What the task requires =>
Every record that follows should be printed verbatim.
** start of Given entries **
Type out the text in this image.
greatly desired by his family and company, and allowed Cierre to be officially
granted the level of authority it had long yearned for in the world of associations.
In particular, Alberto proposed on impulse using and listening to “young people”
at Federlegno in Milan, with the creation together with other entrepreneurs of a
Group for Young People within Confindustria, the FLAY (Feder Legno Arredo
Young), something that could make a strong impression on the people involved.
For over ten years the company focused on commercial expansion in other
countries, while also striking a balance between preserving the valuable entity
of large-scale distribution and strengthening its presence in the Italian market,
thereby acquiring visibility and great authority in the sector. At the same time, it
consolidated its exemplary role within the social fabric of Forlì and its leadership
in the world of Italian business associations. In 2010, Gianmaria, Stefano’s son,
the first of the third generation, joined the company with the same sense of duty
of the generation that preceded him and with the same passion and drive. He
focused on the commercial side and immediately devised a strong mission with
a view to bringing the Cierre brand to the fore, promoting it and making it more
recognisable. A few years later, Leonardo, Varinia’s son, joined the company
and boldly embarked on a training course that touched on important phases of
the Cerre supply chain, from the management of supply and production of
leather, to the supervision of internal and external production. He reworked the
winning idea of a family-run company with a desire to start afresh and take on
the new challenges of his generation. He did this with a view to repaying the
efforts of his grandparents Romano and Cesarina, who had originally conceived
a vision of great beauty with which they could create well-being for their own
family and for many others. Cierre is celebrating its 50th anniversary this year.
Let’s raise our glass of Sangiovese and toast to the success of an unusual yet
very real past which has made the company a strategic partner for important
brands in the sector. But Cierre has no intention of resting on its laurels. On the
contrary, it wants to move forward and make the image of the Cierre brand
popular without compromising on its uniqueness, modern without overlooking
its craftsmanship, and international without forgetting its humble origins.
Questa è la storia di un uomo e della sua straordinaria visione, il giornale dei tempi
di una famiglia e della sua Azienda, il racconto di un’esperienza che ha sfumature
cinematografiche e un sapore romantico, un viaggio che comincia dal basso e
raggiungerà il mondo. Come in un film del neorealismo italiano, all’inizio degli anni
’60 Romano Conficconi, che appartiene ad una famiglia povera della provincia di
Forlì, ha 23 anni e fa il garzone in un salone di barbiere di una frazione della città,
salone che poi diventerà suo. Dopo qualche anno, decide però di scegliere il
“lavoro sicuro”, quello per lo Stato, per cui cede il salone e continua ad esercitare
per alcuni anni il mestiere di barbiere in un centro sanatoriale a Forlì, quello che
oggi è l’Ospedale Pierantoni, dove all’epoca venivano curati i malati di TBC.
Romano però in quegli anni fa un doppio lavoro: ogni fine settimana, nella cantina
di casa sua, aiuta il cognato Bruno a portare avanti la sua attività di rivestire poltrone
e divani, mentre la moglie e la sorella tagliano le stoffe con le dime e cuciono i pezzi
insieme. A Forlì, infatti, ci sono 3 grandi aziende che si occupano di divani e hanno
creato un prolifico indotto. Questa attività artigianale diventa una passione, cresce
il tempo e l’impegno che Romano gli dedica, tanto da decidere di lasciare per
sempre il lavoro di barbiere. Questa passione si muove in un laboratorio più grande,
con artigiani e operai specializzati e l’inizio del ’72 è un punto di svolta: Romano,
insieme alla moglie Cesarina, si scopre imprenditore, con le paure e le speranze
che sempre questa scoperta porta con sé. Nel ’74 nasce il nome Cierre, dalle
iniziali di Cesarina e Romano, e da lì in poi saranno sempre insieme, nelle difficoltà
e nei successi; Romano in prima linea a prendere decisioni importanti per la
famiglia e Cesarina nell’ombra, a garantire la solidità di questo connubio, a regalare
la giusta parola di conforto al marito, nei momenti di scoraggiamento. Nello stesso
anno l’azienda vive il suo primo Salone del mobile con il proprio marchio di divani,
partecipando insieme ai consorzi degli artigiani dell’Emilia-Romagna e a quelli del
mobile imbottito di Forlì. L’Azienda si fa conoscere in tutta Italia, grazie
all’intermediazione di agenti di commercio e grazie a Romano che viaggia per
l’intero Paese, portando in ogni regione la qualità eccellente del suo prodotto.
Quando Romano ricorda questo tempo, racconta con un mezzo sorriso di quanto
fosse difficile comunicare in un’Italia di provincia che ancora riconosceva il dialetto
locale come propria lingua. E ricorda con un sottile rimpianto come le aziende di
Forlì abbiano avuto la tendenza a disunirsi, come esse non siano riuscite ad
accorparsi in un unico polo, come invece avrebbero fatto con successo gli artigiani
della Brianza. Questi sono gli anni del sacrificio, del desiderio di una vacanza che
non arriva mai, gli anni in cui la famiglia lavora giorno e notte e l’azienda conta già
** end of Given entries **
Solution to this exercise =>
Type out the text in this image.
greatly desired by his family and company, and allowed Cierre to be officially
granted the level of authority it had long yearned for in the world of associations.
In particular, Alberto proposed on impulse using and listening to “young people”
at Federlegno in Milan, with the creation together with other entrepreneurs of a
Group for Young People within Confindustria, the FLAY (Feder Legno Arredo
Young), something that could make a strong impression on the people involved.
For over ten years the company focused on commercial expansion in other
countries, while also striking a balance between preserving the valuable entity
of large-scale distribution and strengthening its presence in the Italian market,
thereby acquiring visibility and great authority in the sector. At the same time, it
consolidated its exemplary role within the social fabric of Forlì and its leadership
in the world of Italian business associations. In 2010, Gianmaria, Stefano’s son,
the first of the third generation, joined the company with the same sense of duty
of the generation that preceded him and with the same passion and drive. He
focused on the commercial side and immediately devised a strong mission with
a view to bringing the Cierre brand to the fore, promoting it and making it more
recognisable. A few years later, Leonardo, Varinia’s son, joined the company
and boldly embarked on a training course that touched on important phases of
the Cerre supply chain, from the management of supply and production of
leather, to the supervision of internal and external production. He reworked the
winning idea of a family-run company with a desire to start afresh and take on
the new challenges of his generation. He did this with a view to repaying the
efforts of his grandparents Romano and Cesarina, who had originally conceived
a vision of great beauty with which they could create well-being for their own
family and for many others. Cierre is celebrating its 50th anniversary this year.
Let’s raise our glass of Sangiovese and toast to the success of an unusual yet
very real past which has made the company a strategic partner for important
brands in the sector. But Cierre has no intention of resting on its laurels. On the
contrary, it wants to move forward and make the image of the Cierre brand
popular without compromising on its uniqueness, modern without overlooking
its craftsmanship, and international without forgetting its humble origins.
Questa è la storia di un uomo e della sua straordinaria visione, il giornale dei tempi
di una famiglia e della sua Azienda, il racconto di un’esperienza che ha sfumature
cinematografiche e un sapore romantico, un viaggio che comincia dal basso e
raggiungerà il mondo. Come in un film del neorealismo italiano, all’inizio degli anni
’60 Romano Conficconi, che appartiene ad una famiglia povera della provincia di
Forlì, ha 23 anni e fa il garzone in un salone di barbiere di una frazione della città,
salone che poi diventerà suo. Dopo qualche anno, decide però di scegliere il
“lavoro sicuro”, quello per lo Stato, per cui cede il salone e continua ad esercitare
per alcuni anni il mestiere di barbiere in un centro sanatoriale a Forlì, quello che
oggi è l’Ospedale Pierantoni, dove all’epoca venivano curati i malati di TBC.
Romano però in quegli anni fa un doppio lavoro: ogni fine settimana, nella cantina
di casa sua, aiuta il cognato Bruno a portare avanti la sua attività di rivestire poltrone
e divani, mentre la moglie e la sorella tagliano le stoffe con le dime e cuciono i pezzi
insieme. A Forlì, infatti, ci sono 3 grandi aziende che si occupano di divani e hanno
creato un prolifico indotto. Questa attività artigianale diventa una passione, cresce
il tempo e l’impegno che Romano gli dedica, tanto da decidere di lasciare per
sempre il lavoro di barbiere. Questa passione si muove in un laboratorio più grande,
con artigiani e operai specializzati e l’inizio del ’72 è un punto di svolta: Romano,
insieme alla moglie Cesarina, si scopre imprenditore, con le paure e le speranze
che sempre questa scoperta porta con sé. Nel ’74 nasce il nome Cierre, dalle
iniziali di Cesarina e Romano, e da lì in poi saranno sempre insieme, nelle difficoltà
e nei successi; Romano in prima linea a prendere decisioni importanti per la
famiglia e Cesarina nell’ombra, a garantire la solidità di questo connubio, a regalare
la giusta parola di conforto al marito, nei momenti di scoraggiamento. Nello stesso
anno l’azienda vive il suo primo Salone del mobile con il proprio marchio di divani,
partecipando insieme ai consorzi degli artigiani dell’Emilia-Romagna e a quelli del
mobile imbottito di Forlì. L’Azienda si fa conoscere in tutta Italia, grazie
all’intermediazione di agenti di commercio e grazie a Romano che viaggia per
l’intero Paese, portando in ogni regione la qualità eccellente del suo prodotto.
Quando Romano ricorda questo tempo, racconta con un mezzo sorriso di quanto
fosse difficile comunicare in un’Italia di provincia che ancora riconosceva il dialetto
locale come propria lingua. E ricorda con un sottile rimpianto come le aziende di
Forlì abbiano avuto la tendenza a disunirsi, come esse non siano riuscite ad
accorparsi in un unico polo, come invece avrebbero fatto con successo gli artigiani
della Brianza. Questi sono gli anni del sacrificio, del desiderio di una vacanza che
non arriva mai, gli anni in cui la famiglia lavora giorno e notte e l’azienda conta già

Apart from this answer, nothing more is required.